-- WORK TO COMPLETE --
Write out each line from the data below that includes the word "政策支持".
───── MATERIAL TO PROCESS
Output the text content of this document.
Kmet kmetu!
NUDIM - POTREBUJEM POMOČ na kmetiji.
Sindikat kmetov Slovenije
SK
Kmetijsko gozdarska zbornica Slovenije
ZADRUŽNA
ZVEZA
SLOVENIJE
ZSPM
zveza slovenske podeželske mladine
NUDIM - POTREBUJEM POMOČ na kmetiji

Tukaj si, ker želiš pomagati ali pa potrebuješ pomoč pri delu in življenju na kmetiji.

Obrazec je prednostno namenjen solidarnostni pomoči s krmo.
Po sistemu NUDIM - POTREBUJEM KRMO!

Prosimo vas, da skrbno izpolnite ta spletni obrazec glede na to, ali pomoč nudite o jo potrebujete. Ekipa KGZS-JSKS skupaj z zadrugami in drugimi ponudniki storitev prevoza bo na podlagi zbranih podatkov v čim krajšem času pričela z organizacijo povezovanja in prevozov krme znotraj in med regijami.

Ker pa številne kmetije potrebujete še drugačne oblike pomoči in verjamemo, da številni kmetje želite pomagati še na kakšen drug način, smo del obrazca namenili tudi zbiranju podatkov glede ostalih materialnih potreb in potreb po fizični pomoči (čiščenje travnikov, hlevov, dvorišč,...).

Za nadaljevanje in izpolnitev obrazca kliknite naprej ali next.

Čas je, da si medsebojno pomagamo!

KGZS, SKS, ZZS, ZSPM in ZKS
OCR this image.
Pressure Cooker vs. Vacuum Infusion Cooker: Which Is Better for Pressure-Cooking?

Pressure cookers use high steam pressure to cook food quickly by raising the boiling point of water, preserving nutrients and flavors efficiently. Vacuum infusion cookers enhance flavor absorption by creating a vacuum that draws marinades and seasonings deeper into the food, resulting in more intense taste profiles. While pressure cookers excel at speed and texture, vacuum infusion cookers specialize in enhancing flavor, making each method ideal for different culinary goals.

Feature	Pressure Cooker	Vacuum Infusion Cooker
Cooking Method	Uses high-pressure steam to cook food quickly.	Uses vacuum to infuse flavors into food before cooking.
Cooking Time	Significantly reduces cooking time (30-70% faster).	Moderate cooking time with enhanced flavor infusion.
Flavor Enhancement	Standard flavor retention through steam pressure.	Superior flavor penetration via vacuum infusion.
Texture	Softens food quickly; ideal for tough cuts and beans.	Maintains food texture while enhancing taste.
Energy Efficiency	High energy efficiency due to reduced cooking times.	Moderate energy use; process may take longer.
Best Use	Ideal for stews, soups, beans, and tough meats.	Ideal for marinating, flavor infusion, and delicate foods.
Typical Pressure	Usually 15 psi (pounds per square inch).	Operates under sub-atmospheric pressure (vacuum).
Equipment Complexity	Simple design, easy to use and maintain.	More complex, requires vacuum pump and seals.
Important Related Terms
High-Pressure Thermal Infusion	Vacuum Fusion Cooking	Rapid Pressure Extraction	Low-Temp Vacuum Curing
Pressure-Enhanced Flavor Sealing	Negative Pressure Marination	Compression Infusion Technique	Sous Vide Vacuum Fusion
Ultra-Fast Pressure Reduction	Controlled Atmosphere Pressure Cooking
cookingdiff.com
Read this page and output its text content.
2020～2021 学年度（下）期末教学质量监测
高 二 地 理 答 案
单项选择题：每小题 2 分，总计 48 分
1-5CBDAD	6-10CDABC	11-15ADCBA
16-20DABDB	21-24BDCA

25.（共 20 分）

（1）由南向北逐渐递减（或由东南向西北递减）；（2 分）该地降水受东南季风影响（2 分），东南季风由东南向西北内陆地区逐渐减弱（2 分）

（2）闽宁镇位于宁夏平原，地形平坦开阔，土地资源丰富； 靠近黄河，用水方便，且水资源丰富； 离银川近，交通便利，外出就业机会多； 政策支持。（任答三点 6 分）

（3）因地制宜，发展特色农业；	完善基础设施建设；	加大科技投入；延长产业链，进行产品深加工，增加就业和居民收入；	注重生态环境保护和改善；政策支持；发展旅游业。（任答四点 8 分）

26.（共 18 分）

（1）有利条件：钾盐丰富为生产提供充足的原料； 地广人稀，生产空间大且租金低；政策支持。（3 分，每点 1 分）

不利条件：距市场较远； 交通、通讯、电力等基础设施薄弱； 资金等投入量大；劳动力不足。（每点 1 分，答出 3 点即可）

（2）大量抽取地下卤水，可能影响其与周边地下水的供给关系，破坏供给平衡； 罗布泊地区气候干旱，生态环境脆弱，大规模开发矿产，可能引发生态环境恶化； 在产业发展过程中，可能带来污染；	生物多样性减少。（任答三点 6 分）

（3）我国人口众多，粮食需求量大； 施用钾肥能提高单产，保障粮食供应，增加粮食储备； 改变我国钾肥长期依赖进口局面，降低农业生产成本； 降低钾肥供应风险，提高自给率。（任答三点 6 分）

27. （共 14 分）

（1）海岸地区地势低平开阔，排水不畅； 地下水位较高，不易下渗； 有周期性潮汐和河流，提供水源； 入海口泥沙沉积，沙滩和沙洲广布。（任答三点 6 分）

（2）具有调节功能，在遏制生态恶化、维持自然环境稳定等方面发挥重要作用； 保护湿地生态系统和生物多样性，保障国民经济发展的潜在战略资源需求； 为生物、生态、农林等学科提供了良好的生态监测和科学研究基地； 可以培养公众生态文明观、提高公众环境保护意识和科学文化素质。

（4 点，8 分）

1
──────────
-- FULL OUTPUT --
（2）闽宁镇位于宁夏平原，地形平坦开阔，土地资源丰富； 靠近黄河，用水方便，且水资源丰富； 离银川近，交通便利，外出就业机会多； 政策支持。（任答三点 6 分）
（3）因地制宜，发展特色农业；	完善基础设施建设；	加大科技投入；延长产业链，进行产品深加工，增加就业和居民收入；	注重生态环境保护和改善；政策支持；发展旅游业。（任答四点 8 分）
（1）有利条件：钾盐丰富为生产提供充足的原料； 地广人稀，生产空间大且租金低；政策支持。（3 分，每点 1 分）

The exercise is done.